GIVEN ENTRIES =>
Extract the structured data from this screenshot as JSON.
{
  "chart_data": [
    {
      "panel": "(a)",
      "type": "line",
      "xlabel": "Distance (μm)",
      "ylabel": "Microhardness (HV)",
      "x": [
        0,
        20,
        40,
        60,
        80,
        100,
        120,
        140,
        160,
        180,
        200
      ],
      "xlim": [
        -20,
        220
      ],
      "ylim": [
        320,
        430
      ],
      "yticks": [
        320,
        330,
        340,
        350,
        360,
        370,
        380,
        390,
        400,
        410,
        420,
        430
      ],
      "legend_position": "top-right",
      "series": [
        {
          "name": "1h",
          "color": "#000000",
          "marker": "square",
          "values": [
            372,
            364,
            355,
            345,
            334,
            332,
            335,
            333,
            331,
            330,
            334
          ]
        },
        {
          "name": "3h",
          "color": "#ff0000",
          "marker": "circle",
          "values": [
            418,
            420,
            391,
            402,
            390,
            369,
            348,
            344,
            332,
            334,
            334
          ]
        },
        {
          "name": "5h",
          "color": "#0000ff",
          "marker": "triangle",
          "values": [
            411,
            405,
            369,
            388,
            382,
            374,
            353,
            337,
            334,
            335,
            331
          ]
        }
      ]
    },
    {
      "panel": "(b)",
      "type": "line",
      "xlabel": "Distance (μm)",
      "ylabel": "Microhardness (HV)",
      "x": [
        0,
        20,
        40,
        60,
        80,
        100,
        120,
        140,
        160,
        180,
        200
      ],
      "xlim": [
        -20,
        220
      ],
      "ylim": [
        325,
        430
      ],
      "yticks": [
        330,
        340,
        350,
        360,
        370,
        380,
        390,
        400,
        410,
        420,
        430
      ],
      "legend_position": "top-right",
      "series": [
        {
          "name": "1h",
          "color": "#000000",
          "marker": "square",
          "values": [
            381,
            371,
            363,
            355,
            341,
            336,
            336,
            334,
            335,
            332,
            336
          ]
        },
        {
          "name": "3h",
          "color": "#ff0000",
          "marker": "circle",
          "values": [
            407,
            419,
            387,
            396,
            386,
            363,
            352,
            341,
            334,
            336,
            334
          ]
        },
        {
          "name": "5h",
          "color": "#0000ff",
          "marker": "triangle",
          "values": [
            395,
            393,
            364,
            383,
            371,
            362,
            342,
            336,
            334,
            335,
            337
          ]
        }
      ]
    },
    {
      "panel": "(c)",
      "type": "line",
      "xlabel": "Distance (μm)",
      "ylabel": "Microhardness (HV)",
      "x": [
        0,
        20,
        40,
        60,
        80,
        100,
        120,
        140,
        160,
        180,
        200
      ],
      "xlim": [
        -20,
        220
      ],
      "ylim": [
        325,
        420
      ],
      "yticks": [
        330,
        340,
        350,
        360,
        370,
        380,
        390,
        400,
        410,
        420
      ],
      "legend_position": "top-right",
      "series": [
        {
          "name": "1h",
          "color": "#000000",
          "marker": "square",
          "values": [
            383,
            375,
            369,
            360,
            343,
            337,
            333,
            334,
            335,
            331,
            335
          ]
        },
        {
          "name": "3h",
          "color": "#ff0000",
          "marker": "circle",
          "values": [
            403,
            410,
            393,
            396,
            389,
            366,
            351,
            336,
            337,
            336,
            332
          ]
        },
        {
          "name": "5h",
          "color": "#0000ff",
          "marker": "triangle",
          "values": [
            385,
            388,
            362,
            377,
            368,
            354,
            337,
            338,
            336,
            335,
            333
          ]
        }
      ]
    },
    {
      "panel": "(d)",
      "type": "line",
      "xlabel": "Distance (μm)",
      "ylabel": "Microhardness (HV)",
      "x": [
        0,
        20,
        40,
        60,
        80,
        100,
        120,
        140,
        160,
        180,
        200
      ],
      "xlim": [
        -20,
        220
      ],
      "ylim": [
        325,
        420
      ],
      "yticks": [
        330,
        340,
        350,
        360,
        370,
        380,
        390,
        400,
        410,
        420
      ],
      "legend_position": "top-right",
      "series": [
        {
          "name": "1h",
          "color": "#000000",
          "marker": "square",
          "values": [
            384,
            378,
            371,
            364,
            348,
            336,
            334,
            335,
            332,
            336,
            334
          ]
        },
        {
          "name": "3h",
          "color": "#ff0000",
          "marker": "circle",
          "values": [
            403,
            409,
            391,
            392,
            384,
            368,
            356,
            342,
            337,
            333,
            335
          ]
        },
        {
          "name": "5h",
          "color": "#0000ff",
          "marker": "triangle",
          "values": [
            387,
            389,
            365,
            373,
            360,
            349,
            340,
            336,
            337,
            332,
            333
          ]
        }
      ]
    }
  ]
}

WHAT THIS TASK INVOLVES => Output all of the material, please, exactly as it stands.

FINAL RESULT =>
Extract the structured data from this screenshot as JSON.
{
  "chart_data": [
    {
      "panel": "(a)",
      "type": "line",
      "xlabel": "Distance (μm)",
      "ylabel": "Microhardness (HV)",
      "x": [
        0,
        20,
        40,
        60,
        80,
        100,
        120,
        140,
        160,
        180,
        200
      ],
      "xlim": [
        -20,
        220
      ],
      "ylim": [
        320,
        430
      ],
      "yticks": [
        320,
        330,
        340,
        350,
        360,
        370,
        380,
        390,
        400,
        410,
        420,
        430
      ],
      "legend_position": "top-right",
      "series": [
        {
          "name": "1h",
          "color": "#000000",
          "marker": "square",
          "values": [
            372,
            364,
            355,
            345,
            334,
            332,
            335,
            333,
            331,
            330,
            334
          ]
        },
        {
          "name": "3h",
          "color": "#ff0000",
          "marker": "circle",
          "values": [
            418,
            420,
            391,
            402,
            390,
            369,
            348,
            344,
            332,
            334,
            334
          ]
        },
        {
          "name": "5h",
          "color": "#0000ff",
          "marker": "triangle",
          "values": [
            411,
            405,
            369,
            388,
            382,
            374,
            353,
            337,
            334,
            335,
            331
          ]
        }
      ]
    },
    {
      "panel": "(b)",
      "type": "line",
      "xlabel": "Distance (μm)",
      "ylabel": "Microhardness (HV)",
      "x": [
        0,
        20,
        40,
        60,
        80,
        100,
        120,
        140,
        160,
        180,
        200
      ],
      "xlim": [
        -20,
        220
      ],
      "ylim": [
        325,
        430
      ],
      "yticks": [
        330,
        340,
        350,
        360,
        370,
        380,
        390,
        400,
        410,
        420,
        430
      ],
      "legend_position": "top-right",
      "series": [
        {
          "name": "1h",
          "color": "#000000",
          "marker": "square",
          "values": [
            381,
            371,
            363,
            355,
            341,
            336,
            336,
            334,
            335,
            332,
            336
          ]
        },
        {
          "name": "3h",
          "color": "#ff0000",
          "marker": "circle",
          "values": [
            407,
            419,
            387,
            396,
            386,
            363,
            352,
            341,
            334,
            336,
            334
          ]
        },
        {
          "name": "5h",
          "color": "#0000ff",
          "marker": "triangle",
          "values": [
            395,
            393,
            364,
            383,
            371,
            362,
            342,
            336,
            334,
            335,
            337
          ]
        }
      ]
    },
    {
      "panel": "(c)",
      "type": "line",
      "xlabel": "Distance (μm)",
      "ylabel": "Microhardness (HV)",
      "x": [
        0,
        20,
        40,
        60,
        80,
        100,
        120,
        140,
        160,
        180,
        200
      ],
      "xlim": [
        -20,
        220
      ],
      "ylim": [
        325,
        420
      ],
      "yticks": [
        330,
        340,
        350,
        360,
        370,
        380,
        390,
        400,
        410,
        420
      ],
      "legend_position": "top-right",
      "series": [
        {
          "name": "1h",
          "color": "#000000",
          "marker": "square",
          "values": [
            383,
            375,
            369,
            360,
            343,
            337,
            333,
            334,
            335,
            331,
            335
          ]
        },
        {
          "name": "3h",
          "color": "#ff0000",
          "marker": "circle",
          "values": [
            403,
            410,
            393,
            396,
            389,
            366,
            351,
            336,
            337,
            336,
            332
          ]
        },
        {
          "name": "5h",
          "color": "#0000ff",
          "marker": "triangle",
          "values": [
            385,
            388,
            362,
            377,
            368,
            354,
            337,
            338,
            336,
            335,
            333
          ]
        }
      ]
    },
    {
      "panel": "(d)",
      "type": "line",
      "xlabel": "Distance (μm)",
      "ylabel": "Microhardness (HV)",
      "x": [
        0,
        20,
        40,
        60,
        80,
        100,
        120,
        140,
        160,
        180,
        200
      ],
      "xlim": [
        -20,
        220
      ],
      "ylim": [
        325,
        420
      ],
      "yticks": [
        330,
        340,
        350,
        360,
        370,
        380,
        390,
        400,
        410,
        420
      ],
      "legend_position": "top-right",
      "series": [
        {
          "name": "1h",
          "color": "#000000",
          "marker": "square",
          "values": [
            384,
            378,
            371,
            364,
            348,
            336,
            334,
            335,
            332,
            336,
            334
          ]
        },
        {
          "name": "3h",
          "color": "#ff0000",
          "marker": "circle",
          "values": [
            403,
            409,
            391,
            392,
            384,
            368,
            356,
            342,
            337,
            333,
            335
          ]
        },
        {
          "name": "5h",
          "color": "#0000ff",
          "marker": "triangle",
          "values": [
            387,
            389,
            365,
            373,
            360,
            349,
            340,
            336,
            337,
            332,
            333
          ]
        }
      ]
    }
  ]
}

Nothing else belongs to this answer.